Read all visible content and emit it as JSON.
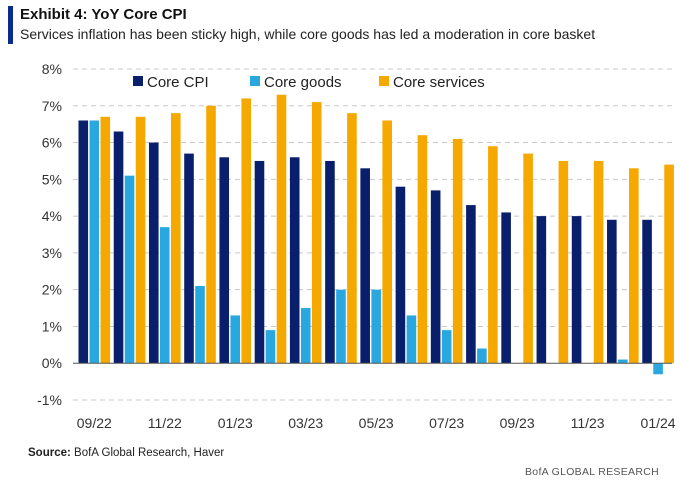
{
  "header": {
    "title": "Exhibit 4: YoY Core CPI",
    "subtitle": "Services inflation has been sticky high, while core goods has led a moderation in core basket"
  },
  "footer": {
    "source_label": "Source:",
    "source_text": " BofA Global Research, Haver",
    "brand": "BofA GLOBAL RESEARCH"
  },
  "colors": {
    "core_cpi": "#0a1f6b",
    "core_goods": "#29a8e0",
    "core_services": "#f5a800",
    "grid": "#c8c8c8"
  },
  "chart_data": {
    "type": "bar",
    "title": "YoY Core CPI",
    "xlabel": "",
    "ylabel": "",
    "ylim": [
      -1,
      8
    ],
    "ytick_step": 1,
    "ytick_labels": [
      "-1%",
      "0%",
      "1%",
      "2%",
      "3%",
      "4%",
      "5%",
      "6%",
      "7%",
      "8%"
    ],
    "grid": true,
    "legend_position": "top",
    "categories": [
      "09/22",
      "10/22",
      "11/22",
      "12/22",
      "01/23",
      "02/23",
      "03/23",
      "04/23",
      "05/23",
      "06/23",
      "07/23",
      "08/23",
      "09/23",
      "10/23",
      "11/23",
      "12/23",
      "01/24"
    ],
    "x_tick_labels": [
      "09/22",
      "11/22",
      "01/23",
      "03/23",
      "05/23",
      "07/23",
      "09/23",
      "11/23",
      "01/24"
    ],
    "series": [
      {
        "name": "Core CPI",
        "color_key": "core_cpi",
        "values": [
          6.6,
          6.3,
          6.0,
          5.7,
          5.6,
          5.5,
          5.6,
          5.5,
          5.3,
          4.8,
          4.7,
          4.3,
          4.1,
          4.0,
          4.0,
          3.9,
          3.9
        ]
      },
      {
        "name": "Core goods",
        "color_key": "core_goods",
        "values": [
          6.6,
          5.1,
          3.7,
          2.1,
          1.3,
          0.9,
          1.5,
          2.0,
          2.0,
          1.3,
          0.9,
          0.4,
          0.0,
          0.0,
          0.0,
          0.1,
          -0.3
        ]
      },
      {
        "name": "Core services",
        "color_key": "core_services",
        "values": [
          6.7,
          6.7,
          6.8,
          7.0,
          7.2,
          7.3,
          7.1,
          6.8,
          6.6,
          6.2,
          6.1,
          5.9,
          5.7,
          5.5,
          5.5,
          5.3,
          5.4
        ]
      }
    ]
  }
}
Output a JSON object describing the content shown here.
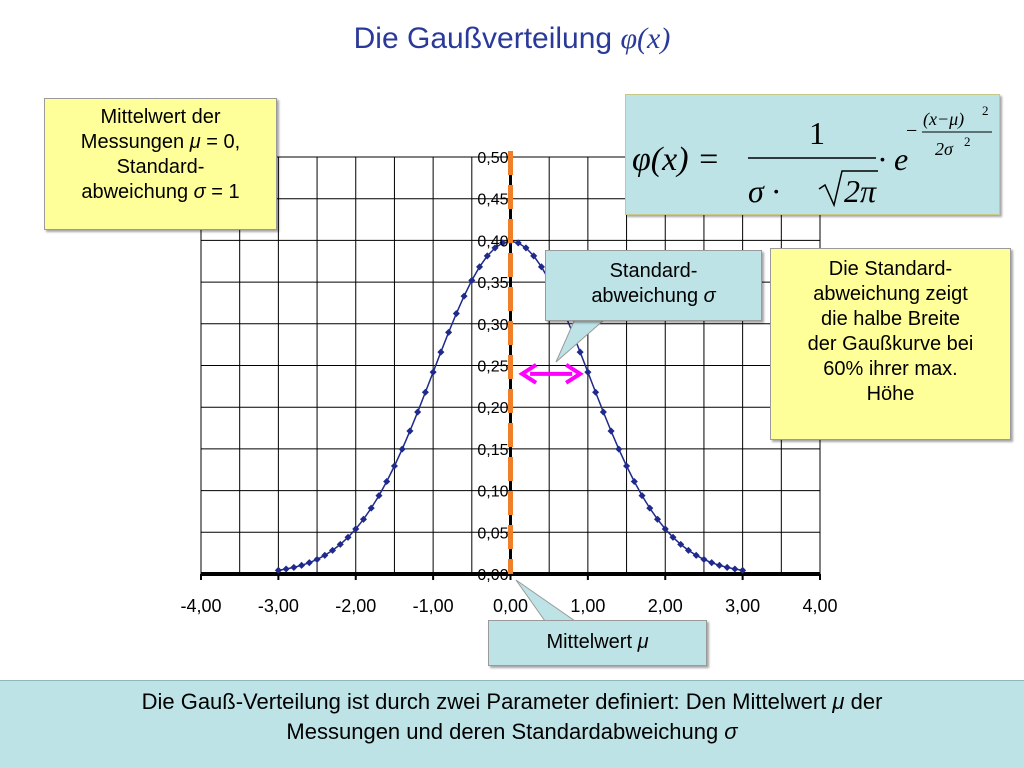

▶ _To do_: From the data above, copy each line that has the string "BofA".

▶ _Finished exercise_:
    "source_text": " BofA Global Research, Haver",
    "brand": "BofA GLOBAL RESEARCH"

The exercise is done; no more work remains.